Data listing
════════════════
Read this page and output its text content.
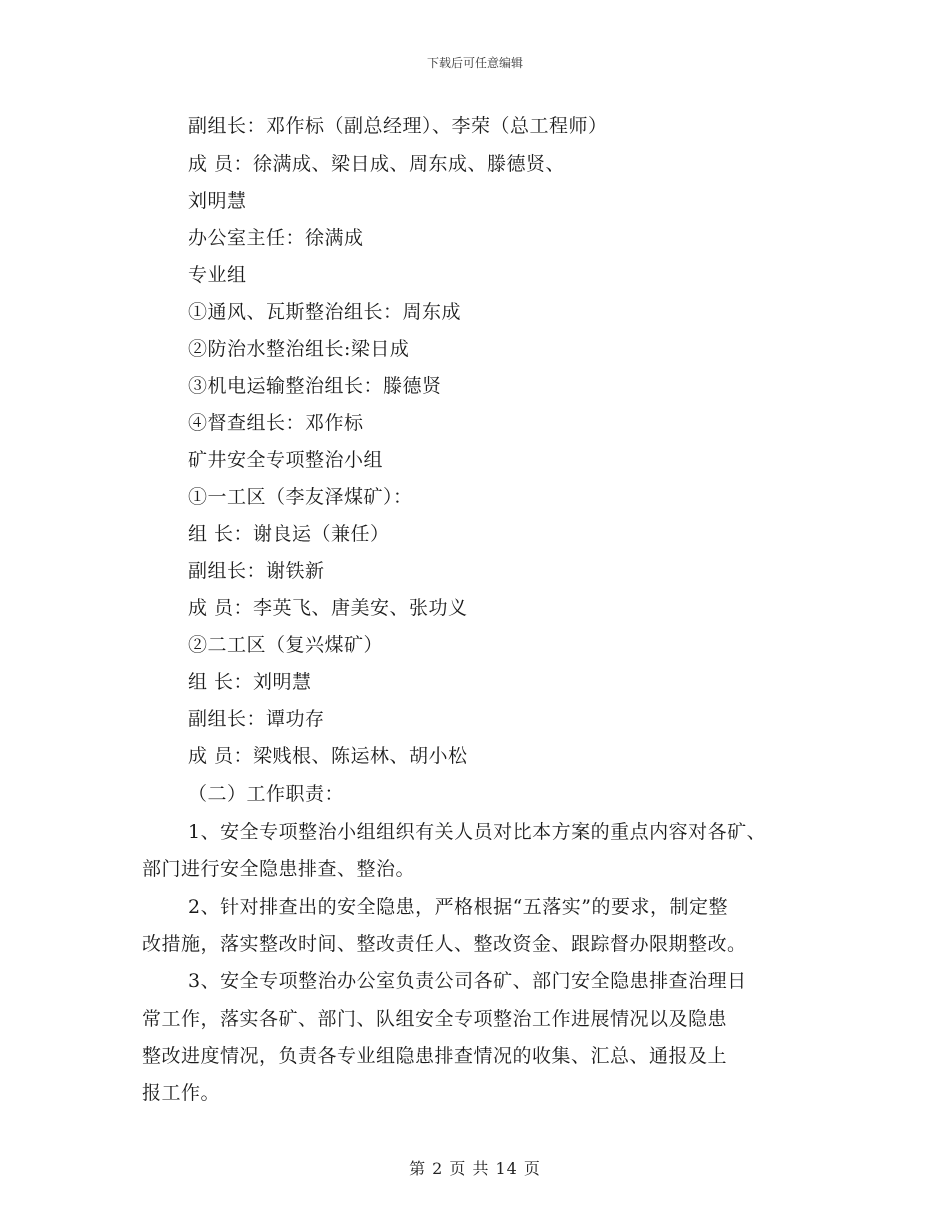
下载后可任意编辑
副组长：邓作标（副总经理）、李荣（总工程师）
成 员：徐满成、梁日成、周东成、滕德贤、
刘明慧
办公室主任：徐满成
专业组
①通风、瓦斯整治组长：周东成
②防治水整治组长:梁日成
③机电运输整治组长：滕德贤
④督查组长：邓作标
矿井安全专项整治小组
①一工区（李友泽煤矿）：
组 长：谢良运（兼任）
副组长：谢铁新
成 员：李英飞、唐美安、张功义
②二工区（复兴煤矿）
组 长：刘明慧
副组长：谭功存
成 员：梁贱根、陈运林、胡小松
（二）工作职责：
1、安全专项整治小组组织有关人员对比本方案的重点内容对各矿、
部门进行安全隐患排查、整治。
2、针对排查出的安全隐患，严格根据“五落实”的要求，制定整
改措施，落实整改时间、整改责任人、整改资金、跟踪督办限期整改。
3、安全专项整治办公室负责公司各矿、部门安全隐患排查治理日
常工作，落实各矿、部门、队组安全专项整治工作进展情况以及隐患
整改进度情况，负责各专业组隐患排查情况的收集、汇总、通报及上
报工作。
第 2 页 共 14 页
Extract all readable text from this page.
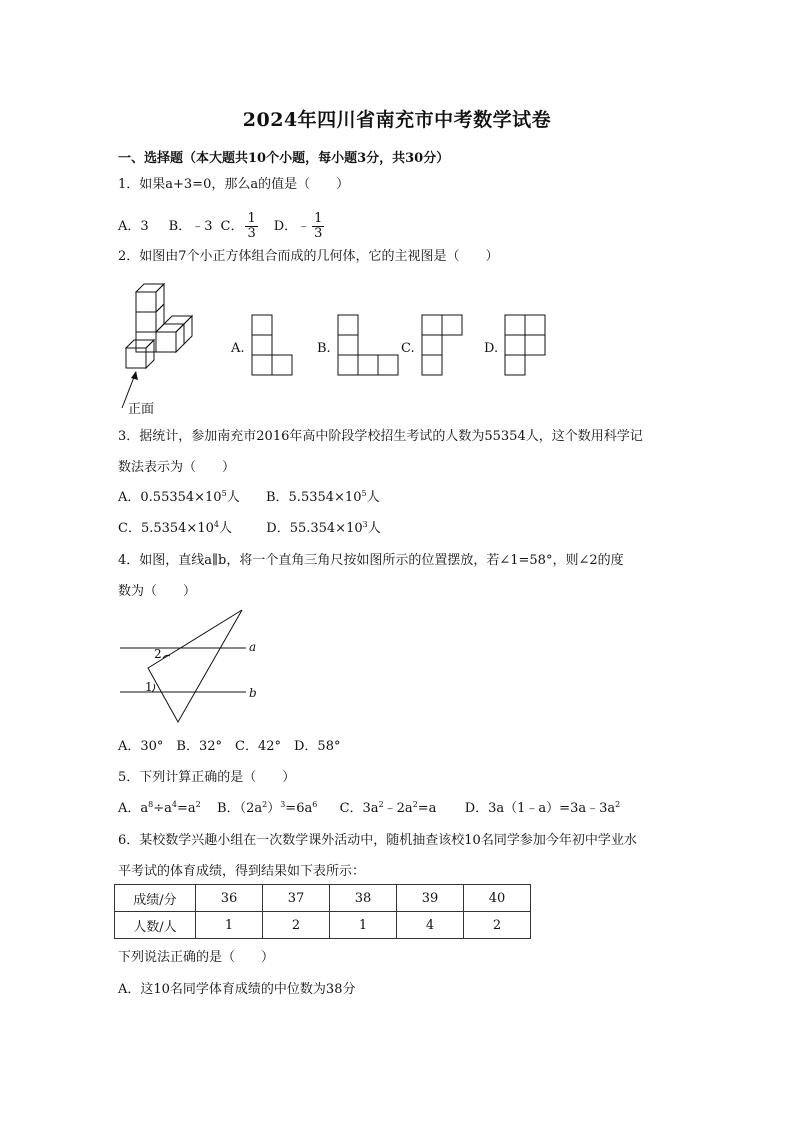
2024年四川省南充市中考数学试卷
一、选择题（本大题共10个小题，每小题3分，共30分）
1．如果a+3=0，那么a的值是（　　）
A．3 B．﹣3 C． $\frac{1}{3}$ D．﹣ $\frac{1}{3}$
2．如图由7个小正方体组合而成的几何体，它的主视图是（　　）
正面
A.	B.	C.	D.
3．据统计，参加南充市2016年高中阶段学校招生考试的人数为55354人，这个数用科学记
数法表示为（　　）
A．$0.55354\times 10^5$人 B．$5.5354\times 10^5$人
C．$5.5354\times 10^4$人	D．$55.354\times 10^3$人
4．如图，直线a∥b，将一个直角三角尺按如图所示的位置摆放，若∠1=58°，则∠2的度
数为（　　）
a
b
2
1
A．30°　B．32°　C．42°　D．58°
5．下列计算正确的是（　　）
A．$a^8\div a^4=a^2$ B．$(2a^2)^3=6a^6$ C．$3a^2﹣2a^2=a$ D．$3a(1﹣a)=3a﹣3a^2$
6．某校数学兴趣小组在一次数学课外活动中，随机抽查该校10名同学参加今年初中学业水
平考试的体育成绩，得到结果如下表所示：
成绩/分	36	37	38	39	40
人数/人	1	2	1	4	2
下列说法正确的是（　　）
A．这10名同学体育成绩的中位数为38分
════════════════
- Task details -
Using the material above, copy every line in which the string "page" occurs.

- Complete answer -
Read this page and output its text content.
Extract all readable text from this page.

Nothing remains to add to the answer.